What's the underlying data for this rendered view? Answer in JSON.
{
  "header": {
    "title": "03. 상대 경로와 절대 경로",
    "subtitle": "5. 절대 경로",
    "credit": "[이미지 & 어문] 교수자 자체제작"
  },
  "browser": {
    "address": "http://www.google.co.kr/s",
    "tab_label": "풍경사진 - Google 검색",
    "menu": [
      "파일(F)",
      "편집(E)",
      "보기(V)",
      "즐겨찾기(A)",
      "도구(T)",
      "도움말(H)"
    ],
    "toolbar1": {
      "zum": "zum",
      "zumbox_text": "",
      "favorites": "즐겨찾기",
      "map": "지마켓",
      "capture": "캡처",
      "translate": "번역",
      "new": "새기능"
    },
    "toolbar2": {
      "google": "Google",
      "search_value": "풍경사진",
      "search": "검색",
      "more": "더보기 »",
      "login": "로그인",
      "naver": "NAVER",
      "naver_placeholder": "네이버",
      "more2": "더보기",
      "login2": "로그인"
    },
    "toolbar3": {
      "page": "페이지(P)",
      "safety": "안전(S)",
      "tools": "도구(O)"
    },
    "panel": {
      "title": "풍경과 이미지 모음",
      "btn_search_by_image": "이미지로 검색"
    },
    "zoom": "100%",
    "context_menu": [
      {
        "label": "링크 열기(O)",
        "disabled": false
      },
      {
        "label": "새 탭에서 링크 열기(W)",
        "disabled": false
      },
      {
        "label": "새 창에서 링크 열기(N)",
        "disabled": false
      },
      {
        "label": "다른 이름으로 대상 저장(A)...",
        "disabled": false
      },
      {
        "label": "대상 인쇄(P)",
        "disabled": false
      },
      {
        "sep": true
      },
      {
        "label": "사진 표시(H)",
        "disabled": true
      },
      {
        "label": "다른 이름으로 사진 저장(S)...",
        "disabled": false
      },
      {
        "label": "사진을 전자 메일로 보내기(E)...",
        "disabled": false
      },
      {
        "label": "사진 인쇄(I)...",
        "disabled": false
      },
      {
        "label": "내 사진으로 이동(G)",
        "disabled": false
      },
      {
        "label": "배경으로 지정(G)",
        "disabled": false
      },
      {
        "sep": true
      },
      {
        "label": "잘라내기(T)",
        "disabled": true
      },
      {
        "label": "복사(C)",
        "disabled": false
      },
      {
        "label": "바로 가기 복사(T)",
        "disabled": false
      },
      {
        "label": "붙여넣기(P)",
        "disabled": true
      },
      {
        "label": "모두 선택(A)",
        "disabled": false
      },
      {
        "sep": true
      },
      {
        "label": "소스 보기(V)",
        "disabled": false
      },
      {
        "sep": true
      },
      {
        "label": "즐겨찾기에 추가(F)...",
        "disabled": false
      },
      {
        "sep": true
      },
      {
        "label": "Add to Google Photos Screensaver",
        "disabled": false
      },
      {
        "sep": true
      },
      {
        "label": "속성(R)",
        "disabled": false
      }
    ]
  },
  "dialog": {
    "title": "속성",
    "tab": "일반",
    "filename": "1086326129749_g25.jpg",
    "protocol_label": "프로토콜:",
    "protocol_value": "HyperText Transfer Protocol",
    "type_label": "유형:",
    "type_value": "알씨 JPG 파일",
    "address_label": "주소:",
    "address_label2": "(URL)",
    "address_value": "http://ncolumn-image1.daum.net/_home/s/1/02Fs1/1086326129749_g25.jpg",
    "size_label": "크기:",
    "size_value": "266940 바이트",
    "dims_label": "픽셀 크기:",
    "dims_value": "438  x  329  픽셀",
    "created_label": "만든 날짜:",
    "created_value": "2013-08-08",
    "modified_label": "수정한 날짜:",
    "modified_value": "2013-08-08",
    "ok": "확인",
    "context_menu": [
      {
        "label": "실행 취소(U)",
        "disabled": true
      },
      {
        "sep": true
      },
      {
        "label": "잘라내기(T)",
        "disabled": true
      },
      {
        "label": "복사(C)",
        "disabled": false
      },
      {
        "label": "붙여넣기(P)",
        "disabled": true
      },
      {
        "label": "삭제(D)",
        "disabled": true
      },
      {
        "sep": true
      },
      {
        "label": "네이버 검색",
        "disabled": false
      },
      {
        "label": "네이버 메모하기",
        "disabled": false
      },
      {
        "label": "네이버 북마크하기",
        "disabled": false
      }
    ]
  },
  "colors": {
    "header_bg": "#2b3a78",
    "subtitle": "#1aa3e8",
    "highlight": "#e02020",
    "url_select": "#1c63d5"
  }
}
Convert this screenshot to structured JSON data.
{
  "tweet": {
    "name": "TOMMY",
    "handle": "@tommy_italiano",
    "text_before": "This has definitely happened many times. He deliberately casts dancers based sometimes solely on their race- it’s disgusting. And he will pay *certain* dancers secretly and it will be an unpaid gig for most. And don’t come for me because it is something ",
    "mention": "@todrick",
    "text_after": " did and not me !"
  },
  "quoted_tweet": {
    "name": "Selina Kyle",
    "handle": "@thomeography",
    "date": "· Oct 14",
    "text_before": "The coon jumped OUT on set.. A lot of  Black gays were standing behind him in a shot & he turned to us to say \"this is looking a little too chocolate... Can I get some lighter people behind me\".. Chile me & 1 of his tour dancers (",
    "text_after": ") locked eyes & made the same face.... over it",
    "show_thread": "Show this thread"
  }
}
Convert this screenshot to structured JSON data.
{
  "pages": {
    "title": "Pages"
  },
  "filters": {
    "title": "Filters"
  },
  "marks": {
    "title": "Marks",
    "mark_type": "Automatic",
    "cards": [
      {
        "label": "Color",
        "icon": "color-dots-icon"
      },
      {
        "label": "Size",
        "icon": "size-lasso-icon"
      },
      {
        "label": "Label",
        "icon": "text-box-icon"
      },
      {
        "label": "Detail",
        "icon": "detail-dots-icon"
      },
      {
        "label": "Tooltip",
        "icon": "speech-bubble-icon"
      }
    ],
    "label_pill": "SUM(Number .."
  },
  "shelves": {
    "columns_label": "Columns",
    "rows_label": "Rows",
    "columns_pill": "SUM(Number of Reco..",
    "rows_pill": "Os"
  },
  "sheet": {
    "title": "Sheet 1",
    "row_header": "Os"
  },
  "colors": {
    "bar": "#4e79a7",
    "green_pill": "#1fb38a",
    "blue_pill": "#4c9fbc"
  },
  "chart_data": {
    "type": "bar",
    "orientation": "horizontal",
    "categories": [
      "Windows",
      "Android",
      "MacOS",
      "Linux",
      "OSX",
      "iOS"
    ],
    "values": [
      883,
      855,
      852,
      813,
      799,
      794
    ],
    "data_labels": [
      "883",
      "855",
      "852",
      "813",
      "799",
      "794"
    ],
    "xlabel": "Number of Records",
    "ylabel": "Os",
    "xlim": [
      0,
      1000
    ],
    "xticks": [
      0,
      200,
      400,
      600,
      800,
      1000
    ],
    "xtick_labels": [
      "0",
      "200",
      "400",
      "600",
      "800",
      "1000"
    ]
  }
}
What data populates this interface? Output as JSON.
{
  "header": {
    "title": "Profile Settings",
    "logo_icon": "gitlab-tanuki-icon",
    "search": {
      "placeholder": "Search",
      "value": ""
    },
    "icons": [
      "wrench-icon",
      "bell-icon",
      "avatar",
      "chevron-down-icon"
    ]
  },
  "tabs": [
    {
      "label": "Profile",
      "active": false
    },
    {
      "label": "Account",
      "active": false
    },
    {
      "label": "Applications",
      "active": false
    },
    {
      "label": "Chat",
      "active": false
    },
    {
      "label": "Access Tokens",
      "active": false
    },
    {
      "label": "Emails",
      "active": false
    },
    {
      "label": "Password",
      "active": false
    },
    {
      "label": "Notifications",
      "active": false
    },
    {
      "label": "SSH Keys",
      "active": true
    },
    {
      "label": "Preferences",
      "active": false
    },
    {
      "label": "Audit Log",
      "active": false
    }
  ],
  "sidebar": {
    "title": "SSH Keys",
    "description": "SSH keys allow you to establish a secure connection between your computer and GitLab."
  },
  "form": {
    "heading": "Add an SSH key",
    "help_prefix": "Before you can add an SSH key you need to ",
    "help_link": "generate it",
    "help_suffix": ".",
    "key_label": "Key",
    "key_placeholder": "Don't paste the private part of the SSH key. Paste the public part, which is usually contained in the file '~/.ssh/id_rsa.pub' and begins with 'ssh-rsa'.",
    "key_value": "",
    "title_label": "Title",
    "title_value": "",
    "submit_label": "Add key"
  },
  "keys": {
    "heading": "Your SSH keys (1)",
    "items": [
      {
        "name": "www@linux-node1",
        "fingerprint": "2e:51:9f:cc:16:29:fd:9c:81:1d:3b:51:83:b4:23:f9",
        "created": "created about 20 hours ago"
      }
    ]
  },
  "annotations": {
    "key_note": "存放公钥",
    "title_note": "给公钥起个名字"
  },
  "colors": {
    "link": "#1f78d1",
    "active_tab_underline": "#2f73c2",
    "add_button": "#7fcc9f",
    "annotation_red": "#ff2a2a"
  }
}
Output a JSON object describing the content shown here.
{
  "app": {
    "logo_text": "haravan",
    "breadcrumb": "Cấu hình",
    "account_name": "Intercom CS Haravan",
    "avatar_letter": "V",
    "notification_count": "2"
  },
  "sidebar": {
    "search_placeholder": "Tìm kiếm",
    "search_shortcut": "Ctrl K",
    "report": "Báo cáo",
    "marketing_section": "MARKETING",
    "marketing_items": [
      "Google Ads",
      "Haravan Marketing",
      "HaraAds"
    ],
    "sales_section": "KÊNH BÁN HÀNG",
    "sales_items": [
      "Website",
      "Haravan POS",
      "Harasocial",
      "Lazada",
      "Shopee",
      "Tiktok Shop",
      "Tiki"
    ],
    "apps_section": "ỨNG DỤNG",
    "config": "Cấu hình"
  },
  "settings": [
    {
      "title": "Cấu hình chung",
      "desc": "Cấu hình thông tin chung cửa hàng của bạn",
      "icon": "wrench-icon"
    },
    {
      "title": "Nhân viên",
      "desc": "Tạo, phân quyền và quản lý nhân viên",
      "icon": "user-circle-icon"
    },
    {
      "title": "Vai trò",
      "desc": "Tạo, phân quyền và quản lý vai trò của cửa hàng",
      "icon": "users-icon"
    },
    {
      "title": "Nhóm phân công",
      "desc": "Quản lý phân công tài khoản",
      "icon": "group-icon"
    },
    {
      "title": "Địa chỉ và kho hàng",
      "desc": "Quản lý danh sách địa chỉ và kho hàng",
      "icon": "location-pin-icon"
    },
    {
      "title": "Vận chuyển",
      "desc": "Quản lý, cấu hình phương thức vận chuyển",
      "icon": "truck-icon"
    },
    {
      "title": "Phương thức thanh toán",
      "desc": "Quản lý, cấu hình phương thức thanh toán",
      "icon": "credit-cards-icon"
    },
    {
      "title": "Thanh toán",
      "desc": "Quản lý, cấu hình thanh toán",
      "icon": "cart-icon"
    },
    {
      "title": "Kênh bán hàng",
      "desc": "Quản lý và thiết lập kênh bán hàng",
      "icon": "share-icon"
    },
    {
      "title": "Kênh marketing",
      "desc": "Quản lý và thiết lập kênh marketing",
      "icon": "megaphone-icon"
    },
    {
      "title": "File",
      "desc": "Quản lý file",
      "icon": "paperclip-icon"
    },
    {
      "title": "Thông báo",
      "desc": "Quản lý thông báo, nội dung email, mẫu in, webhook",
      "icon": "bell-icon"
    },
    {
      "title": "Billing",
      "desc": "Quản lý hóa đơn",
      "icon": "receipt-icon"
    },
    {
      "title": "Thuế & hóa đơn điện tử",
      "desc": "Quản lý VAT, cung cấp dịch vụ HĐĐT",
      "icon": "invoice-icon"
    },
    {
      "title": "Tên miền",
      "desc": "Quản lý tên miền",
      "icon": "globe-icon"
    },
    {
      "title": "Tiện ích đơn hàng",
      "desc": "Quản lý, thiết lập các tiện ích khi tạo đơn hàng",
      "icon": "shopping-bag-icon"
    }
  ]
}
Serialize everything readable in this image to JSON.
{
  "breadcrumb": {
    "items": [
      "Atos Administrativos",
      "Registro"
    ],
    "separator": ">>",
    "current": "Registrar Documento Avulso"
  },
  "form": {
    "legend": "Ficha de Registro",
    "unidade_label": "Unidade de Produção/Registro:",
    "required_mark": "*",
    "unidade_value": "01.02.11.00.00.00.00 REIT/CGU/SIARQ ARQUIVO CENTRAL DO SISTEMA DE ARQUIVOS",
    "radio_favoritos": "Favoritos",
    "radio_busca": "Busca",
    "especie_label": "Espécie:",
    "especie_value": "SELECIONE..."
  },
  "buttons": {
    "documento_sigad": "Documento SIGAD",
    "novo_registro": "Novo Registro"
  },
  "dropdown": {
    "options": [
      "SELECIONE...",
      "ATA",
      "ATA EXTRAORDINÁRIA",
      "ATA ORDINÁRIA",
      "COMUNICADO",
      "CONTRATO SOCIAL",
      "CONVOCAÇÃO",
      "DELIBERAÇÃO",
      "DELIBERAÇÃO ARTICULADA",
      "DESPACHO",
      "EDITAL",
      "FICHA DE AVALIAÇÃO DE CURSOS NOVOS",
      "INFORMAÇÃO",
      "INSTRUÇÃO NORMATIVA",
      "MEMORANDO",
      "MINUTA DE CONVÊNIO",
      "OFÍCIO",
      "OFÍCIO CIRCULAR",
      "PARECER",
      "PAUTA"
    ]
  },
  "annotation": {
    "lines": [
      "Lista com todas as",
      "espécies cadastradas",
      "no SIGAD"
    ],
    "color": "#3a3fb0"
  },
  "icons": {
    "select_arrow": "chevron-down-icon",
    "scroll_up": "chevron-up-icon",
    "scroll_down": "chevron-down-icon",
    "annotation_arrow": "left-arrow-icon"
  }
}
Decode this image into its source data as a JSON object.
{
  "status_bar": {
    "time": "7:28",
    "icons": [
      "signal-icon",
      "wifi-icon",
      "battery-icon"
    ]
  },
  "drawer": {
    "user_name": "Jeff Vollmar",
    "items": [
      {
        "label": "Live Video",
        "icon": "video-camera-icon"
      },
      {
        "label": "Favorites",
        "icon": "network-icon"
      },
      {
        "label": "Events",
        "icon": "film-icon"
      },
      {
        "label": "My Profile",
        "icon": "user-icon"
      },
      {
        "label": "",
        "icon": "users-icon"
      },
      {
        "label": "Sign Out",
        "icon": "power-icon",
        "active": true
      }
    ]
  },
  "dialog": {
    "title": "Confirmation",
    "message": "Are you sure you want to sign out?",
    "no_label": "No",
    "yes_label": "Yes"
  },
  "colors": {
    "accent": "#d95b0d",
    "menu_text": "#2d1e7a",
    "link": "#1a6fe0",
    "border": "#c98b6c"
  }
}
□ □ □ □ □
- **SET PROBLEM**
Copy each line containing the word "chevron" from the data.

- **COMPLETE OUTPUT**
      "chevron-down-icon"
    "select_arrow": "chevron-down-icon",
    "scroll_up": "chevron-up-icon",
    "scroll_down": "chevron-down-icon",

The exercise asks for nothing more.